[start]

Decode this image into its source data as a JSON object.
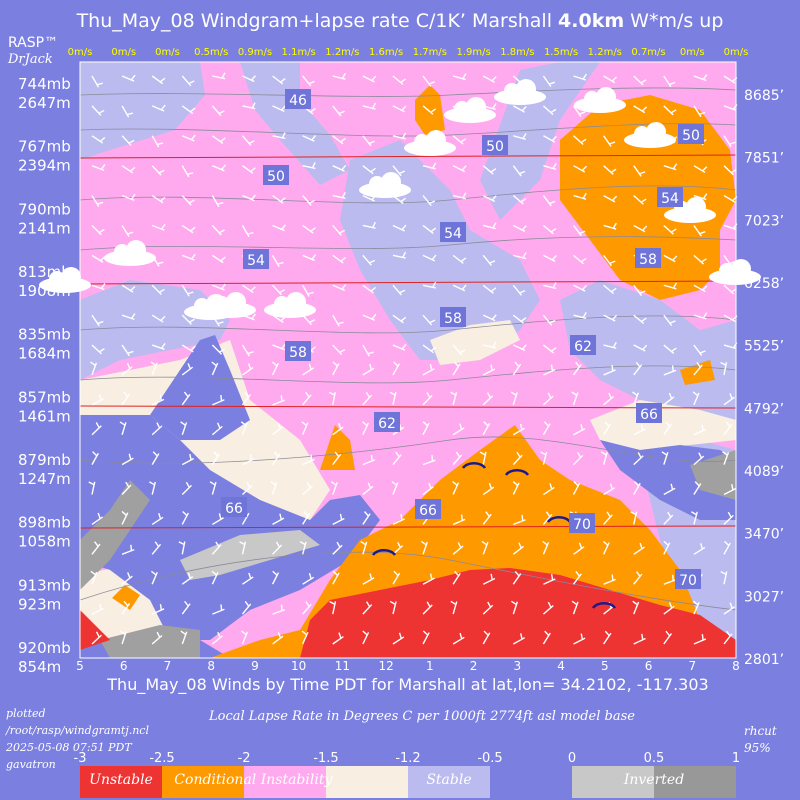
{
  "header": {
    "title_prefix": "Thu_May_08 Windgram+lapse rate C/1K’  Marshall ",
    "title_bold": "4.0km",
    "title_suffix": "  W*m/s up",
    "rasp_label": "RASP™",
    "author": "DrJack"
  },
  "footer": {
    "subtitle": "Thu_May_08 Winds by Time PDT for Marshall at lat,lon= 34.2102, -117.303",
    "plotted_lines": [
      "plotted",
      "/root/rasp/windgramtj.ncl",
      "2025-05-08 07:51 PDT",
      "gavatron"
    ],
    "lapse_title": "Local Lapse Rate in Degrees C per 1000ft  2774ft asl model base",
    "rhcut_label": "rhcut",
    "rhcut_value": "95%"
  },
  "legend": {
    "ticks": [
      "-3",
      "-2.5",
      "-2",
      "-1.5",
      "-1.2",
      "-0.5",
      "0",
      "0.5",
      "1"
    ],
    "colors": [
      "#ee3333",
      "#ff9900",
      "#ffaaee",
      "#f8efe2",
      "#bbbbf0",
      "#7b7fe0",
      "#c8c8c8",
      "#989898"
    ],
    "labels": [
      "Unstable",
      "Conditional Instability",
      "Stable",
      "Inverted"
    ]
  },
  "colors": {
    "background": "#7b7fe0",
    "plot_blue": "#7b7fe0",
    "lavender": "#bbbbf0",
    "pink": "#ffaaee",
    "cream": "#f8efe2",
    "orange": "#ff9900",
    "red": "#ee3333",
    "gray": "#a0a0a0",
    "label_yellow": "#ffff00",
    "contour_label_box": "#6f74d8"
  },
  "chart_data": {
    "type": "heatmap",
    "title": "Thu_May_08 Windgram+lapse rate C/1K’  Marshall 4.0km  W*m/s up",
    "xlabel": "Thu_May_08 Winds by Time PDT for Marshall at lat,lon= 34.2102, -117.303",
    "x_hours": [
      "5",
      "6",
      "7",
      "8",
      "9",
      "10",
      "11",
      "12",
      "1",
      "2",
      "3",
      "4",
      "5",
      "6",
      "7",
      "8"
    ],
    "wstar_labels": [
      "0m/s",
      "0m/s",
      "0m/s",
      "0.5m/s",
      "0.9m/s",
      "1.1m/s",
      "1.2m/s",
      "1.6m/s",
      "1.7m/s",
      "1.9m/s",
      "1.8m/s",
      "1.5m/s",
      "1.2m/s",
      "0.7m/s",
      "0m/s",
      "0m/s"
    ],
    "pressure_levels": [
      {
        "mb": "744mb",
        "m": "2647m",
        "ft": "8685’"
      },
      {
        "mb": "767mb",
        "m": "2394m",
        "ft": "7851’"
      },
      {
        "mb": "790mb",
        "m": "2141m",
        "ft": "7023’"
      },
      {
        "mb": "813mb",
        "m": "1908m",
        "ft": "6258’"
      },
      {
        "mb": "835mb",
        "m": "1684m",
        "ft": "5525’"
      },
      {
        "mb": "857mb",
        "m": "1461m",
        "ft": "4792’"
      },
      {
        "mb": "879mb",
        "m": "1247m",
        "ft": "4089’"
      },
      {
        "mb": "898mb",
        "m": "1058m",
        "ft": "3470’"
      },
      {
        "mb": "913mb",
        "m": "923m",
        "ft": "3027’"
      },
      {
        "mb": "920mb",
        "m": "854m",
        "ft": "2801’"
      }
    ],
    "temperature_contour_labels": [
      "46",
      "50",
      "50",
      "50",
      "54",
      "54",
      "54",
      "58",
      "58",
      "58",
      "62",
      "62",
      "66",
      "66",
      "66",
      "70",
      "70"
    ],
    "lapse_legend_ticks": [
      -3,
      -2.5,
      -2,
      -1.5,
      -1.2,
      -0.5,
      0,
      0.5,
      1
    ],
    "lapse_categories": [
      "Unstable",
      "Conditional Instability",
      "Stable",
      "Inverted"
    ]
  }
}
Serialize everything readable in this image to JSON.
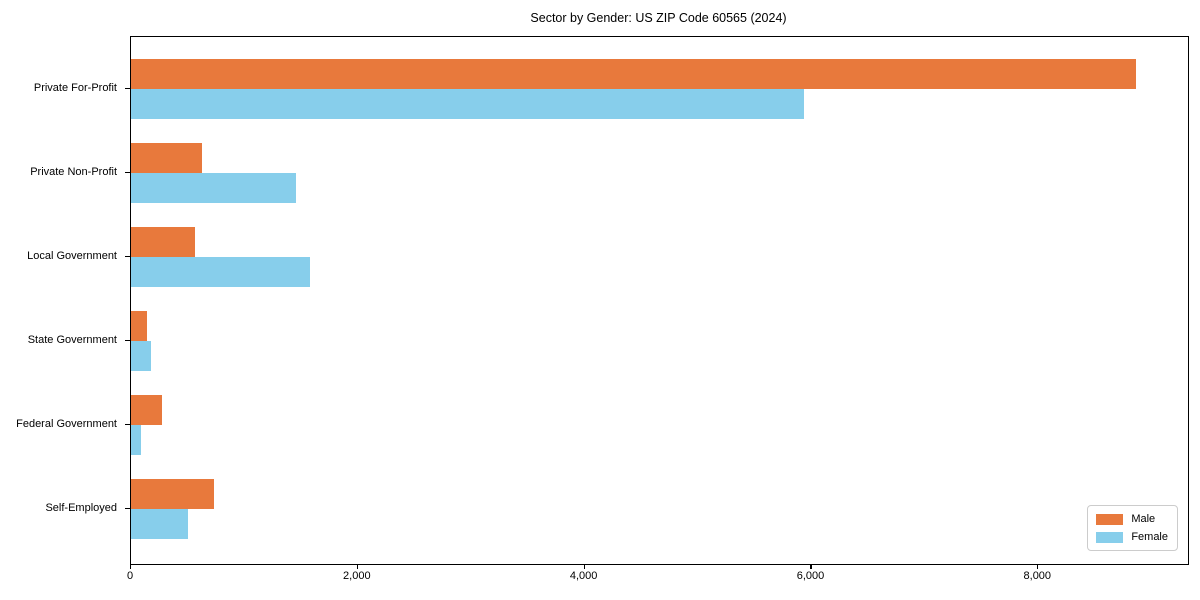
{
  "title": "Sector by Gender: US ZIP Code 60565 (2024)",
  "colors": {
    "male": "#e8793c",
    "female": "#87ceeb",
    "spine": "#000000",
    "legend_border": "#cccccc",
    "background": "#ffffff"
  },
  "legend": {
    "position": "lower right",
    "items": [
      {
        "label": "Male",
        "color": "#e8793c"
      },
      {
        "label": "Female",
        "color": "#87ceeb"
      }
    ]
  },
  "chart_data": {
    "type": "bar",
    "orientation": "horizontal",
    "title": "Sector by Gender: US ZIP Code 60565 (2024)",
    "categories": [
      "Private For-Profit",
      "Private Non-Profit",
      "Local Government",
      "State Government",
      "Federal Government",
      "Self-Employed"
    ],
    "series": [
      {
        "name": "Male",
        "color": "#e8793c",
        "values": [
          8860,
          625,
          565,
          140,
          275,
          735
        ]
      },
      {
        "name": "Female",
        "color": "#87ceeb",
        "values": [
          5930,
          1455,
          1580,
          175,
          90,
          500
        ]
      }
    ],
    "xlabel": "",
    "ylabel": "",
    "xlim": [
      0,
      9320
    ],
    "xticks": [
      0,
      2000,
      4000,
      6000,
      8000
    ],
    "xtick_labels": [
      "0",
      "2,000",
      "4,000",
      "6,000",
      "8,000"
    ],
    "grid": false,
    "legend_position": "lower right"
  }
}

[end]

-- What the task requires --
Repeat the records above exactly, omitting every picture.

-- Exercise answer --
Decode this image into its source data as a JSON object.
{
  "header": {
    "title_prefix": "Thu_May_08 Windgram+lapse rate C/1K’  Marshall ",
    "title_bold": "4.0km",
    "title_suffix": "  W*m/s up",
    "rasp_label": "RASP™",
    "author": "DrJack"
  },
  "footer": {
    "subtitle": "Thu_May_08 Winds by Time PDT for Marshall at lat,lon= 34.2102, -117.303",
    "plotted_lines": [
      "plotted",
      "/root/rasp/windgramtj.ncl",
      "2025-05-08 07:51 PDT",
      "gavatron"
    ],
    "lapse_title": "Local Lapse Rate in Degrees C per 1000ft  2774ft asl model base",
    "rhcut_label": "rhcut",
    "rhcut_value": "95%"
  },
  "legend": {
    "ticks": [
      "-3",
      "-2.5",
      "-2",
      "-1.5",
      "-1.2",
      "-0.5",
      "0",
      "0.5",
      "1"
    ],
    "colors": [
      "#ee3333",
      "#ff9900",
      "#ffaaee",
      "#f8efe2",
      "#bbbbf0",
      "#7b7fe0",
      "#c8c8c8",
      "#989898"
    ],
    "labels": [
      "Unstable",
      "Conditional Instability",
      "Stable",
      "Inverted"
    ]
  },
  "colors": {
    "background": "#7b7fe0",
    "plot_blue": "#7b7fe0",
    "lavender": "#bbbbf0",
    "pink": "#ffaaee",
    "cream": "#f8efe2",
    "orange": "#ff9900",
    "red": "#ee3333",
    "gray": "#a0a0a0",
    "label_yellow": "#ffff00",
    "contour_label_box": "#6f74d8"
  },
  "chart_data": {
    "type": "heatmap",
    "title": "Thu_May_08 Windgram+lapse rate C/1K’  Marshall 4.0km  W*m/s up",
    "xlabel": "Thu_May_08 Winds by Time PDT for Marshall at lat,lon= 34.2102, -117.303",
    "x_hours": [
      "5",
      "6",
      "7",
      "8",
      "9",
      "10",
      "11",
      "12",
      "1",
      "2",
      "3",
      "4",
      "5",
      "6",
      "7",
      "8"
    ],
    "wstar_labels": [
      "0m/s",
      "0m/s",
      "0m/s",
      "0.5m/s",
      "0.9m/s",
      "1.1m/s",
      "1.2m/s",
      "1.6m/s",
      "1.7m/s",
      "1.9m/s",
      "1.8m/s",
      "1.5m/s",
      "1.2m/s",
      "0.7m/s",
      "0m/s",
      "0m/s"
    ],
    "pressure_levels": [
      {
        "mb": "744mb",
        "m": "2647m",
        "ft": "8685’"
      },
      {
        "mb": "767mb",
        "m": "2394m",
        "ft": "7851’"
      },
      {
        "mb": "790mb",
        "m": "2141m",
        "ft": "7023’"
      },
      {
        "mb": "813mb",
        "m": "1908m",
        "ft": "6258’"
      },
      {
        "mb": "835mb",
        "m": "1684m",
        "ft": "5525’"
      },
      {
        "mb": "857mb",
        "m": "1461m",
        "ft": "4792’"
      },
      {
        "mb": "879mb",
        "m": "1247m",
        "ft": "4089’"
      },
      {
        "mb": "898mb",
        "m": "1058m",
        "ft": "3470’"
      },
      {
        "mb": "913mb",
        "m": "923m",
        "ft": "3027’"
      },
      {
        "mb": "920mb",
        "m": "854m",
        "ft": "2801’"
      }
    ],
    "temperature_contour_labels": [
      "46",
      "50",
      "50",
      "50",
      "54",
      "54",
      "54",
      "58",
      "58",
      "58",
      "62",
      "62",
      "66",
      "66",
      "66",
      "70",
      "70"
    ],
    "lapse_legend_ticks": [
      -3,
      -2.5,
      -2,
      -1.5,
      -1.2,
      -0.5,
      0,
      0.5,
      1
    ],
    "lapse_categories": [
      "Unstable",
      "Conditional Instability",
      "Stable",
      "Inverted"
    ]
  }
}
Serialize everything readable in this image to JSON.
{
  "title": "Sector by Gender: US ZIP Code 60565 (2024)",
  "colors": {
    "male": "#e8793c",
    "female": "#87ceeb",
    "spine": "#000000",
    "legend_border": "#cccccc",
    "background": "#ffffff"
  },
  "legend": {
    "position": "lower right",
    "items": [
      {
        "label": "Male",
        "color": "#e8793c"
      },
      {
        "label": "Female",
        "color": "#87ceeb"
      }
    ]
  },
  "chart_data": {
    "type": "bar",
    "orientation": "horizontal",
    "title": "Sector by Gender: US ZIP Code 60565 (2024)",
    "categories": [
      "Private For-Profit",
      "Private Non-Profit",
      "Local Government",
      "State Government",
      "Federal Government",
      "Self-Employed"
    ],
    "series": [
      {
        "name": "Male",
        "color": "#e8793c",
        "values": [
          8860,
          625,
          565,
          140,
          275,
          735
        ]
      },
      {
        "name": "Female",
        "color": "#87ceeb",
        "values": [
          5930,
          1455,
          1580,
          175,
          90,
          500
        ]
      }
    ],
    "xlabel": "",
    "ylabel": "",
    "xlim": [
      0,
      9320
    ],
    "xticks": [
      0,
      2000,
      4000,
      6000,
      8000
    ],
    "xtick_labels": [
      "0",
      "2,000",
      "4,000",
      "6,000",
      "8,000"
    ],
    "grid": false,
    "legend_position": "lower right"
  }
}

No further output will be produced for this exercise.